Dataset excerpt

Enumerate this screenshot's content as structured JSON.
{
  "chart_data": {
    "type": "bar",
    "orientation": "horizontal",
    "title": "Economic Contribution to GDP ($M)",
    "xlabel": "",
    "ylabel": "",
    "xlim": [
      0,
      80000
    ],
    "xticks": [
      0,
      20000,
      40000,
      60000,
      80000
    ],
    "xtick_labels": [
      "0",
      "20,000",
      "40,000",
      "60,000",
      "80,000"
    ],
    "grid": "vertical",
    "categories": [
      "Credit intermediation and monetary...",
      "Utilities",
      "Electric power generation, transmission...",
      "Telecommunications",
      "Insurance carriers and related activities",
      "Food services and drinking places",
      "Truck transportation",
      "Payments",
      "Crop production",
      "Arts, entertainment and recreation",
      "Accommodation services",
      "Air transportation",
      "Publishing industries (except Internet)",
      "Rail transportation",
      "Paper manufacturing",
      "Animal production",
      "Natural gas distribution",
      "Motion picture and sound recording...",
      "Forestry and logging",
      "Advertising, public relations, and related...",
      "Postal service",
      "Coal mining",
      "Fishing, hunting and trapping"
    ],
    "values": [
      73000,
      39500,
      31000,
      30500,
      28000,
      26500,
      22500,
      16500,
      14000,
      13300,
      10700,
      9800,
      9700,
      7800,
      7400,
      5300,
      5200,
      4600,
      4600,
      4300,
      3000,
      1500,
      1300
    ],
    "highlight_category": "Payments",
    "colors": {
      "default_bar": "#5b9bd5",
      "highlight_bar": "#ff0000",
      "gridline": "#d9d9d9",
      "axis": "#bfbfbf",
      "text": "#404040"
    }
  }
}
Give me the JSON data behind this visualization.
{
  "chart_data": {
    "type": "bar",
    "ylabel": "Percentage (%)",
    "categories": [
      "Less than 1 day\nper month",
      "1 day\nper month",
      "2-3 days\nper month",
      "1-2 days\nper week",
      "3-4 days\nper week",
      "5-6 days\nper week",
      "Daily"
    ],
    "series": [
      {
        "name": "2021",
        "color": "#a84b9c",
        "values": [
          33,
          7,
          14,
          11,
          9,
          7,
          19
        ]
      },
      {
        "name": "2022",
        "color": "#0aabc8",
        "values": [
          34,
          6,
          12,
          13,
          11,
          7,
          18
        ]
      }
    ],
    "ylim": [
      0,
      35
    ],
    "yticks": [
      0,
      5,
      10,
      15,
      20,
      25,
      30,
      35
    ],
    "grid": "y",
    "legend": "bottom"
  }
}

STATED GOAL:
Pull every line holding "Payments" out of the records.

IN RESPONSE:
      "Payments",
    "highlight_category": "Payments",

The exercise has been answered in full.